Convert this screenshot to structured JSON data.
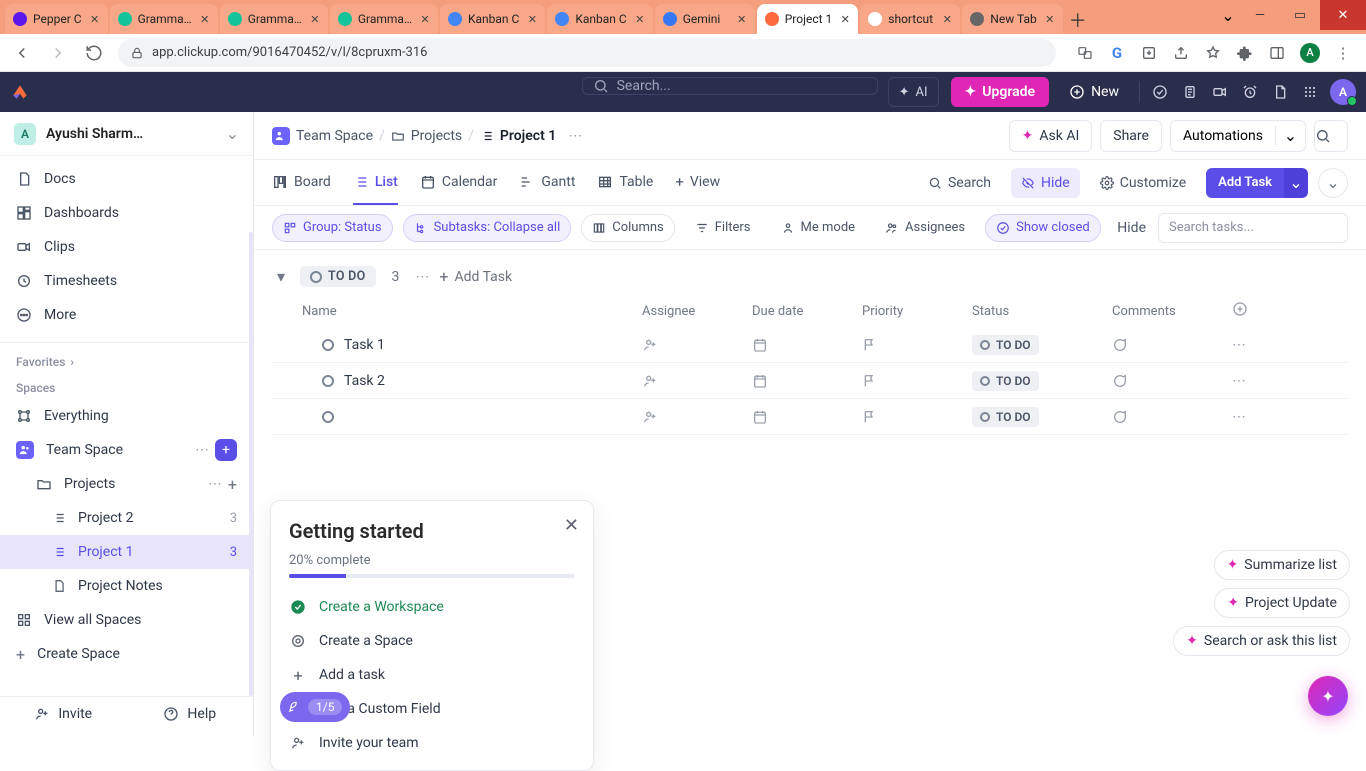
{
  "browser": {
    "tabs": [
      {
        "title": "Pepper C",
        "favicon_bg": "#5e17eb"
      },
      {
        "title": "Gramma…",
        "favicon_bg": "#15c39a"
      },
      {
        "title": "Gramma…",
        "favicon_bg": "#15c39a"
      },
      {
        "title": "Gramma…",
        "favicon_bg": "#15c39a"
      },
      {
        "title": "Kanban C",
        "favicon_bg": "#4285f4"
      },
      {
        "title": "Kanban C",
        "favicon_bg": "#4285f4"
      },
      {
        "title": "Gemini",
        "favicon_bg": "#3478f6"
      },
      {
        "title": "Project 1",
        "favicon_bg": "#ff6a3d",
        "active": true
      },
      {
        "title": "shortcut",
        "favicon_bg": "#ffffff"
      },
      {
        "title": "New Tab",
        "favicon_bg": "#666"
      }
    ],
    "url": "app.clickup.com/9016470452/v/l/8cpruxm-316",
    "profile_initial": "A"
  },
  "top": {
    "search_placeholder": "Search...",
    "ai_label": "AI",
    "upgrade": "Upgrade",
    "new": "New",
    "avatar_initial": "A"
  },
  "sidebar": {
    "workspace_initial": "A",
    "workspace_name": "Ayushi Sharm…",
    "nav": [
      {
        "icon": "doc",
        "label": "Docs"
      },
      {
        "icon": "dashboard",
        "label": "Dashboards"
      },
      {
        "icon": "clip",
        "label": "Clips"
      },
      {
        "icon": "timesheet",
        "label": "Timesheets"
      },
      {
        "icon": "more",
        "label": "More"
      }
    ],
    "favorites_label": "Favorites",
    "spaces_label": "Spaces",
    "everything": "Everything",
    "team_space": "Team Space",
    "projects_folder": "Projects",
    "lists": [
      {
        "label": "Project 2",
        "count": "3"
      },
      {
        "label": "Project 1",
        "count": "3",
        "active": true
      },
      {
        "label": "Project Notes"
      }
    ],
    "view_all_spaces": "View all Spaces",
    "create_space": "Create Space",
    "invite": "Invite",
    "help": "Help"
  },
  "breadcrumb": {
    "team": "Team Space",
    "folder": "Projects",
    "list": "Project 1"
  },
  "header_actions": {
    "ask_ai": "Ask AI",
    "share": "Share",
    "automations": "Automations"
  },
  "views": {
    "board": "Board",
    "list": "List",
    "calendar": "Calendar",
    "gantt": "Gantt",
    "table": "Table",
    "view": "View",
    "search": "Search",
    "hide": "Hide",
    "customize": "Customize",
    "add_task": "Add Task"
  },
  "filters": {
    "group": "Group: Status",
    "subtasks": "Subtasks: Collapse all",
    "columns": "Columns",
    "filters": "Filters",
    "me_mode": "Me mode",
    "assignees": "Assignees",
    "show_closed": "Show closed",
    "hide": "Hide",
    "search_placeholder": "Search tasks..."
  },
  "group": {
    "status": "TO DO",
    "count": "3",
    "add_task": "Add Task"
  },
  "columns": {
    "name": "Name",
    "assignee": "Assignee",
    "due": "Due date",
    "priority": "Priority",
    "status": "Status",
    "comments": "Comments"
  },
  "tasks": [
    {
      "name": "Task 1",
      "status": "TO DO"
    },
    {
      "name": "Task 2",
      "status": "TO DO"
    },
    {
      "name": "",
      "status": "TO DO"
    }
  ],
  "getting_started": {
    "title": "Getting started",
    "progress_text": "20% complete",
    "progress_pct": 20,
    "items": [
      {
        "label": "Create a Workspace",
        "done": true
      },
      {
        "label": "Create a Space"
      },
      {
        "label": "Add a task"
      },
      {
        "label": "Add a Custom Field"
      },
      {
        "label": "Invite your team"
      }
    ],
    "quick_pill": "1/5"
  },
  "float": {
    "summarize": "Summarize list",
    "project_update": "Project Update",
    "ask_list": "Search or ask this list"
  }
}
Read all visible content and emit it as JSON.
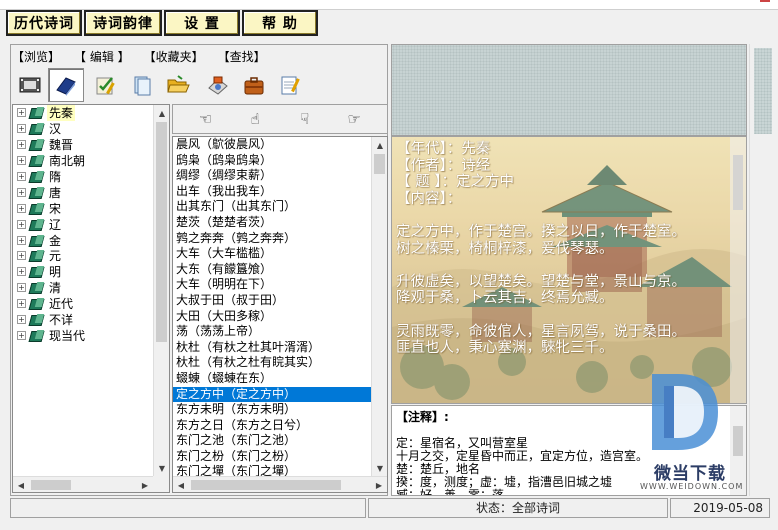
{
  "menu": [
    "历代诗词",
    "诗词韵律",
    "设 置",
    "帮 助"
  ],
  "subtabs": [
    "【浏览】",
    "【 编辑 】",
    "【收藏夹】",
    "【查找】"
  ],
  "toolbar_icons": [
    "film-icon",
    "books-icon",
    "edit-check-icon",
    "files-icon",
    "folder-open-icon",
    "tools-icon",
    "briefcase-icon",
    "notepad-icon"
  ],
  "dynasty_tree": [
    "先秦",
    "汉",
    "魏晋",
    "南北朝",
    "隋",
    "唐",
    "宋",
    "辽",
    "金",
    "元",
    "明",
    "清",
    "近代",
    "不详",
    "现当代"
  ],
  "selected_dynasty": "先秦",
  "nav_icons": [
    "hand-left-icon",
    "hand-up-icon",
    "hand-down-icon",
    "hand-right-icon"
  ],
  "poem_list": [
    "晨风（鴥彼晨风）",
    "鸱枭（鸱枭鸱枭）",
    "绸缪（绸缪束薪）",
    "出车（我出我车）",
    "出其东门（出其东门）",
    "楚茨（楚楚者茨）",
    "鹑之奔奔（鹑之奔奔）",
    "大车（大车槛槛）",
    "大东（有饛簋飧）",
    "大车（明明在下）",
    "大叔于田（叔于田）",
    "大田（大田多稼）",
    "荡（荡荡上帝）",
    "杕杜（有杕之杜其叶湑湑）",
    "杕杜（有杕之杜有睆其实）",
    "蝃蝀（蝃蝀在东）",
    "定之方中（定之方中）",
    "东方未明（东方未明）",
    "东方之日（东方之日兮）",
    "东门之池（东门之池）",
    "东门之枌（东门之枌）",
    "东门之墠（东门之墠）"
  ],
  "selected_poem": "定之方中（定之方中）",
  "poem": {
    "era_line": "【年代】：先秦",
    "author_line": "【作者】：诗经",
    "title_line": "【 题 】：定之方中",
    "content_label": "【内容】：",
    "lines": [
      "定之方中，作于楚宫。揆之以日，作于楚室。",
      "树之榛栗，椅桐梓漆，爰伐琴瑟。",
      "",
      "升彼虚矣，以望楚矣。望楚与堂，景山与京。",
      "降观于桑，卜云其吉，终焉允臧。",
      "",
      "灵雨既零，命彼倌人，星言夙驾，说于桑田。",
      "匪直也人，秉心塞渊，騋牝三千。"
    ]
  },
  "notes": {
    "title": "【注释】:",
    "lines": [
      "",
      "定：星宿名，又叫营室星",
      "十月之交，定星昏中而正，宜定方位，造宫室。",
      "楚：楚丘，地名",
      "揆：度，测度；虚：墟，指漕邑旧城之墟",
      "臧：好、善。零：落"
    ]
  },
  "watermark": {
    "title": "微当下载",
    "url": "WWW.WEIDOWN.COM"
  },
  "status": {
    "left": "",
    "center": "状态：全部诗词",
    "date": "2019-05-08"
  }
}
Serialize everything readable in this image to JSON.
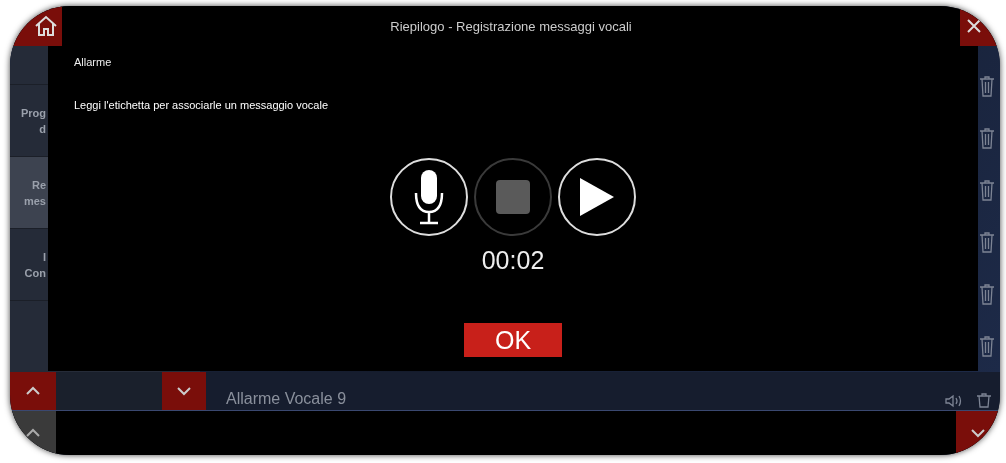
{
  "header": {
    "title": "Riepilogo - Registrazione messaggi vocali"
  },
  "sidebar": {
    "items": [
      {
        "lines": [
          "Prog",
          "d"
        ],
        "selected": false
      },
      {
        "lines": [
          "Re",
          "mes"
        ],
        "selected": true
      },
      {
        "lines": [
          "I",
          "Con"
        ],
        "selected": false
      }
    ]
  },
  "list": {
    "items": [
      {
        "label": "Allarme Vocale 9"
      }
    ]
  },
  "dialog": {
    "title": "Allarme",
    "instruction": "Leggi l'etichetta per associarle un messaggio vocale",
    "controls": [
      {
        "kind": "record",
        "disabled": false
      },
      {
        "kind": "stop",
        "disabled": true
      },
      {
        "kind": "play",
        "disabled": false
      }
    ],
    "timer": "00:02",
    "ok_button": "OK"
  }
}
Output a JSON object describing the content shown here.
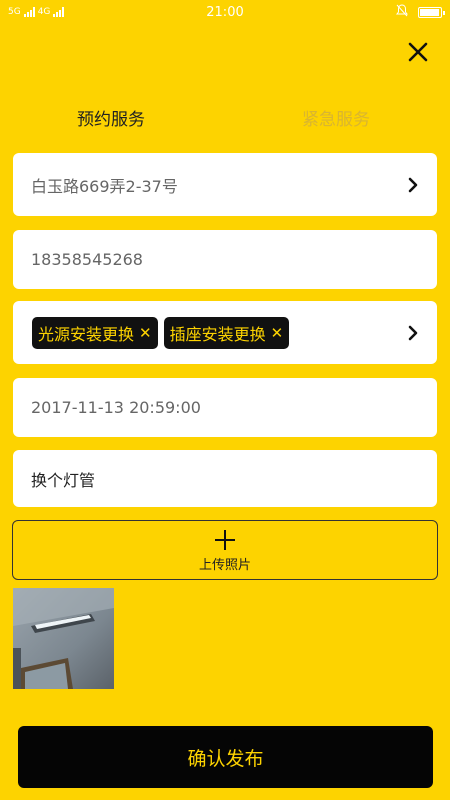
{
  "status_bar": {
    "left_text_1": "5G",
    "left_text_2": "4G",
    "time": "21:00"
  },
  "tabs": [
    {
      "label": "预约服务",
      "active": true
    },
    {
      "label": "紧急服务",
      "active": false
    }
  ],
  "form": {
    "address": "白玉路669弄2-37号",
    "phone": "18358545268",
    "tags": [
      {
        "label": "光源安装更换"
      },
      {
        "label": "插座安装更换"
      }
    ],
    "datetime": "2017-11-13 20:59:00",
    "description": "换个灯管"
  },
  "upload": {
    "label": "上传照片"
  },
  "submit_label": "确认发布",
  "colors": {
    "background": "#FDD300",
    "accent_text": "#FDD300",
    "button_bg": "#050505"
  }
}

## Written request
Take every line from the data above that holds "Create" and copy it out.

## Exercise result
    "create_space": "Create Space",
        "label": "Create a Workspace",
        "label": "Create a Space"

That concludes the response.